Would you set down every entry shown below, precisely as written?

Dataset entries

########################################

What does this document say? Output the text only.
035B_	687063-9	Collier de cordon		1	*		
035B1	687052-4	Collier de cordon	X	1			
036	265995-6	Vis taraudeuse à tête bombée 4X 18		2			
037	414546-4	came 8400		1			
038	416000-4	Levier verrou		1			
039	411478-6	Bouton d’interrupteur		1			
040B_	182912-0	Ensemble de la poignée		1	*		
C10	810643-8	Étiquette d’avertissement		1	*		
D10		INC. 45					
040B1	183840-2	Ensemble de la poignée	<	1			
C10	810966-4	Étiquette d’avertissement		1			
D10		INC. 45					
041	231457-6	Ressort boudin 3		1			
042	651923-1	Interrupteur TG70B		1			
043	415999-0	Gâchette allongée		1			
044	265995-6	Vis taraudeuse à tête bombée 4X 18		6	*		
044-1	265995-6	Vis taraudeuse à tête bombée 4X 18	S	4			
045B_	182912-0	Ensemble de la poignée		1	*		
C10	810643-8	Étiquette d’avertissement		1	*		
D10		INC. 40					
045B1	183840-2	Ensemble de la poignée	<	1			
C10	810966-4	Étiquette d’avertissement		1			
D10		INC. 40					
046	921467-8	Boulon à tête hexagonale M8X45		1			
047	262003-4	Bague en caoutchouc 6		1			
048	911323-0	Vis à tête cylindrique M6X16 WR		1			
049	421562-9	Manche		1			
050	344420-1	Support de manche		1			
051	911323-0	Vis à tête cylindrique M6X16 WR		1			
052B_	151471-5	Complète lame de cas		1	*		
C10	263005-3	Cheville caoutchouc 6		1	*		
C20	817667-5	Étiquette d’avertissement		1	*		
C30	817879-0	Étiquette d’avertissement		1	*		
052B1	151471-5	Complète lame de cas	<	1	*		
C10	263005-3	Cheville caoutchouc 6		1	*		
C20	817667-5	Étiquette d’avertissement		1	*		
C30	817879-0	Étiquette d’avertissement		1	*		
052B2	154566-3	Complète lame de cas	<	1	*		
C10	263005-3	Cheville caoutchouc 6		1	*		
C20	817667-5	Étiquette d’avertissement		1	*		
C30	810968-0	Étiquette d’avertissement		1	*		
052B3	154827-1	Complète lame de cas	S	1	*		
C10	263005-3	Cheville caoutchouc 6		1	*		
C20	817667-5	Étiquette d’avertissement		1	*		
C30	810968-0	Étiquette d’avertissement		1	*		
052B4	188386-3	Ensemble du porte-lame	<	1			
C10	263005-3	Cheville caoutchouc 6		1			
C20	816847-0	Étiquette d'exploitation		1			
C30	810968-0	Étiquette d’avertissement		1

########################################

[EXERCISE ANSWER]
What does this document say? Output the text only.
035B_	687063-9	Collier de cordon		1	*		
035B1	687052-4	Collier de cordon	X	1			
036	265995-6	Vis taraudeuse à tête bombée 4X 18		2			
037	414546-4	came 8400		1			
038	416000-4	Levier verrou		1			
039	411478-6	Bouton d’interrupteur		1			
040B_	182912-0	Ensemble de la poignée		1	*		
C10	810643-8	Étiquette d’avertissement		1	*		
D10		INC. 45					
040B1	183840-2	Ensemble de la poignée	<	1			
C10	810966-4	Étiquette d’avertissement		1			
D10		INC. 45					
041	231457-6	Ressort boudin 3		1			
042	651923-1	Interrupteur TG70B		1			
043	415999-0	Gâchette allongée		1			
044	265995-6	Vis taraudeuse à tête bombée 4X 18		6	*		
044-1	265995-6	Vis taraudeuse à tête bombée 4X 18	S	4			
045B_	182912-0	Ensemble de la poignée		1	*		
C10	810643-8	Étiquette d’avertissement		1	*		
D10		INC. 40					
045B1	183840-2	Ensemble de la poignée	<	1			
C10	810966-4	Étiquette d’avertissement		1			
D10		INC. 40					
046	921467-8	Boulon à tête hexagonale M8X45		1			
047	262003-4	Bague en caoutchouc 6		1			
048	911323-0	Vis à tête cylindrique M6X16 WR		1			
049	421562-9	Manche		1			
050	344420-1	Support de manche		1			
051	911323-0	Vis à tête cylindrique M6X16 WR		1			
052B_	151471-5	Complète lame de cas		1	*		
C10	263005-3	Cheville caoutchouc 6		1	*		
C20	817667-5	Étiquette d’avertissement		1	*		
C30	817879-0	Étiquette d’avertissement		1	*		
052B1	151471-5	Complète lame de cas	<	1	*		
C10	263005-3	Cheville caoutchouc 6		1	*		
C20	817667-5	Étiquette d’avertissement		1	*		
C30	817879-0	Étiquette d’avertissement		1	*		
052B2	154566-3	Complète lame de cas	<	1	*		
C10	263005-3	Cheville caoutchouc 6		1	*		
C20	817667-5	Étiquette d’avertissement		1	*		
C30	810968-0	Étiquette d’avertissement		1	*		
052B3	154827-1	Complète lame de cas	S	1	*		
C10	263005-3	Cheville caoutchouc 6		1	*		
C20	817667-5	Étiquette d’avertissement		1	*		
C30	810968-0	Étiquette d’avertissement		1	*		
052B4	188386-3	Ensemble du porte-lame	<	1			
C10	263005-3	Cheville caoutchouc 6		1			
C20	816847-0	Étiquette d'exploitation		1			
C30	810968-0	Étiquette d’avertissement		1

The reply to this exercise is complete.